TASK REQUIREMENTS:
Everything from the line containing "Serialize everything readable" down to the last line of the entries below must be transcribed exactly, and nothing else.

(A block of data)
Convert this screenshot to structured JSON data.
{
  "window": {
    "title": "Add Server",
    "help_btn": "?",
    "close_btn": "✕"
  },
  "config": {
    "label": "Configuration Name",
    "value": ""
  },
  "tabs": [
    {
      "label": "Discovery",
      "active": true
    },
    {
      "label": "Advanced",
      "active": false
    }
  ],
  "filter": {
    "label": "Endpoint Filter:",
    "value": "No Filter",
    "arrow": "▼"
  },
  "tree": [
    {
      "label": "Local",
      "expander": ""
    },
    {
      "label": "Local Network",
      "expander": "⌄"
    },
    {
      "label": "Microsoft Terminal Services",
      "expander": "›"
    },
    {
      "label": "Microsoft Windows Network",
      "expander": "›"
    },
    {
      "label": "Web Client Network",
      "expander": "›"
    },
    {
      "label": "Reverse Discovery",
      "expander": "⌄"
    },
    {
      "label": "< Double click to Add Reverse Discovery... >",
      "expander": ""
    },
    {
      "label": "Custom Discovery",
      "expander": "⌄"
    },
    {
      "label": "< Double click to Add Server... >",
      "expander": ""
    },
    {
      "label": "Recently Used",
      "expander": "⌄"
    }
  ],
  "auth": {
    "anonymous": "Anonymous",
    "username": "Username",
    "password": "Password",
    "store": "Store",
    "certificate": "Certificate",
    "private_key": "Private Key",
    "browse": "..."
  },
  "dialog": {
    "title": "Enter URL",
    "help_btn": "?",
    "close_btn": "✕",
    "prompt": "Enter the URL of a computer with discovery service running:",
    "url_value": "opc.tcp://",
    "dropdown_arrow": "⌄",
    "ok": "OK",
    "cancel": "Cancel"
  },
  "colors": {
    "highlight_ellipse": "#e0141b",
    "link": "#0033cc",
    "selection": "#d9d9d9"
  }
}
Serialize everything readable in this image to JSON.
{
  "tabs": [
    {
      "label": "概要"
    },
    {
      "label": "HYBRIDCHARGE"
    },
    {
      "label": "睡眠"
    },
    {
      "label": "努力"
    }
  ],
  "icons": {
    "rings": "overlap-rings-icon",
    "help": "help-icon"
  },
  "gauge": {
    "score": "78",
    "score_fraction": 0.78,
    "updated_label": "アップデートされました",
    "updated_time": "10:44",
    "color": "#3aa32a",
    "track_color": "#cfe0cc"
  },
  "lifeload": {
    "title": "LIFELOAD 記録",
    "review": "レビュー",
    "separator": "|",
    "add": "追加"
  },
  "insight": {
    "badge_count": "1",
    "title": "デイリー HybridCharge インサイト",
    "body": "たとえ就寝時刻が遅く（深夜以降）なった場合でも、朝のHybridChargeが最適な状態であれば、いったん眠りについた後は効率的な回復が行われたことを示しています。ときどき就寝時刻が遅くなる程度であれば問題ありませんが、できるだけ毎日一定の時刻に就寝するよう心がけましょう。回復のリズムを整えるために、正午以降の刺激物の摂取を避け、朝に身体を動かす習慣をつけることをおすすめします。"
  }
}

SOLUTION TO THIS EXERCISE:
Serialize everything readable in this image to JSON.
{
  "tabs": [
    {
      "label": "概要"
    },
    {
      "label": "HYBRIDCHARGE"
    },
    {
      "label": "睡眠"
    },
    {
      "label": "努力"
    }
  ],
  "icons": {
    "rings": "overlap-rings-icon",
    "help": "help-icon"
  },
  "gauge": {
    "score": "78",
    "score_fraction": 0.78,
    "updated_label": "アップデートされました",
    "updated_time": "10:44",
    "color": "#3aa32a",
    "track_color": "#cfe0cc"
  },
  "lifeload": {
    "title": "LIFELOAD 記録",
    "review": "レビュー",
    "separator": "|",
    "add": "追加"
  },
  "insight": {
    "badge_count": "1",
    "title": "デイリー HybridCharge インサイト",
    "body": "たとえ就寝時刻が遅く（深夜以降）なった場合でも、朝のHybridChargeが最適な状態であれば、いったん眠りについた後は効率的な回復が行われたことを示しています。ときどき就寝時刻が遅くなる程度であれば問題ありませんが、できるだけ毎日一定の時刻に就寝するよう心がけましょう。回復のリズムを整えるために、正午以降の刺激物の摂取を避け、朝に身体を動かす習慣をつけることをおすすめします。"
  }
}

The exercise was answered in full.